§ **GIVEN RECORDS**
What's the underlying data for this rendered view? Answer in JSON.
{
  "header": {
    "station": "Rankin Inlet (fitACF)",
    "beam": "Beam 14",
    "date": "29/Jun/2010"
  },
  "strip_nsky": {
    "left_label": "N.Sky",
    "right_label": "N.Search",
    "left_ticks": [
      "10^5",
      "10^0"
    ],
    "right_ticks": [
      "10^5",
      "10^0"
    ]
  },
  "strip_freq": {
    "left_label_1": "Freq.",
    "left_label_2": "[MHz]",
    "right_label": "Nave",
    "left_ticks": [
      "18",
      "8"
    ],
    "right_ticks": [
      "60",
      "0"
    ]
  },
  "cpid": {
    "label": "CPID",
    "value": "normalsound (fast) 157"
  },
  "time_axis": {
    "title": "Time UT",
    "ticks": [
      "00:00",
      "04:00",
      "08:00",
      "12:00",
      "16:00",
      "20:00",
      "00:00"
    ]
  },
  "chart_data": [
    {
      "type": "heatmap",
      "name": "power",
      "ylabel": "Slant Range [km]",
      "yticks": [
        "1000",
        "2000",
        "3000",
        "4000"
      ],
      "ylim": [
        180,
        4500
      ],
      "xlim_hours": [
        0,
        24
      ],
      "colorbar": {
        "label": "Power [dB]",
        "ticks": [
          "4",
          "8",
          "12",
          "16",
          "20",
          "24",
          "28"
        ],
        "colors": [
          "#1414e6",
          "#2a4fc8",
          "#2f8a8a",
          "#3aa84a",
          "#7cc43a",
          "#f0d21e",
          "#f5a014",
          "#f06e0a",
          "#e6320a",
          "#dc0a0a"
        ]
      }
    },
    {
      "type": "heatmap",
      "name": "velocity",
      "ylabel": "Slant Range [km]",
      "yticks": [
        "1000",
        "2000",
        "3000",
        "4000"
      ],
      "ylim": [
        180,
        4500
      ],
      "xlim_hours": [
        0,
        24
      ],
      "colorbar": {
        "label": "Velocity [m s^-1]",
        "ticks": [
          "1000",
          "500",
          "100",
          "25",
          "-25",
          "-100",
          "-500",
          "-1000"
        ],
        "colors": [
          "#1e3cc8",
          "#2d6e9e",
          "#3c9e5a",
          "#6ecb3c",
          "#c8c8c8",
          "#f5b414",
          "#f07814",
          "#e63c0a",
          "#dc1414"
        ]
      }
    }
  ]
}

§ **PROBLEM TO WORK ON**
Exactly reproduce every line of the data above.

§ **WRITTEN ANSWER**
What's the underlying data for this rendered view? Answer in JSON.
{
  "header": {
    "station": "Rankin Inlet (fitACF)",
    "beam": "Beam 14",
    "date": "29/Jun/2010"
  },
  "strip_nsky": {
    "left_label": "N.Sky",
    "right_label": "N.Search",
    "left_ticks": [
      "10^5",
      "10^0"
    ],
    "right_ticks": [
      "10^5",
      "10^0"
    ]
  },
  "strip_freq": {
    "left_label_1": "Freq.",
    "left_label_2": "[MHz]",
    "right_label": "Nave",
    "left_ticks": [
      "18",
      "8"
    ],
    "right_ticks": [
      "60",
      "0"
    ]
  },
  "cpid": {
    "label": "CPID",
    "value": "normalsound (fast) 157"
  },
  "time_axis": {
    "title": "Time UT",
    "ticks": [
      "00:00",
      "04:00",
      "08:00",
      "12:00",
      "16:00",
      "20:00",
      "00:00"
    ]
  },
  "chart_data": [
    {
      "type": "heatmap",
      "name": "power",
      "ylabel": "Slant Range [km]",
      "yticks": [
        "1000",
        "2000",
        "3000",
        "4000"
      ],
      "ylim": [
        180,
        4500
      ],
      "xlim_hours": [
        0,
        24
      ],
      "colorbar": {
        "label": "Power [dB]",
        "ticks": [
          "4",
          "8",
          "12",
          "16",
          "20",
          "24",
          "28"
        ],
        "colors": [
          "#1414e6",
          "#2a4fc8",
          "#2f8a8a",
          "#3aa84a",
          "#7cc43a",
          "#f0d21e",
          "#f5a014",
          "#f06e0a",
          "#e6320a",
          "#dc0a0a"
        ]
      }
    },
    {
      "type": "heatmap",
      "name": "velocity",
      "ylabel": "Slant Range [km]",
      "yticks": [
        "1000",
        "2000",
        "3000",
        "4000"
      ],
      "ylim": [
        180,
        4500
      ],
      "xlim_hours": [
        0,
        24
      ],
      "colorbar": {
        "label": "Velocity [m s^-1]",
        "ticks": [
          "1000",
          "500",
          "100",
          "25",
          "-25",
          "-100",
          "-500",
          "-1000"
        ],
        "colors": [
          "#1e3cc8",
          "#2d6e9e",
          "#3c9e5a",
          "#6ecb3c",
          "#c8c8c8",
          "#f5b414",
          "#f07814",
          "#e63c0a",
          "#dc1414"
        ]
      }
    }
  ]
}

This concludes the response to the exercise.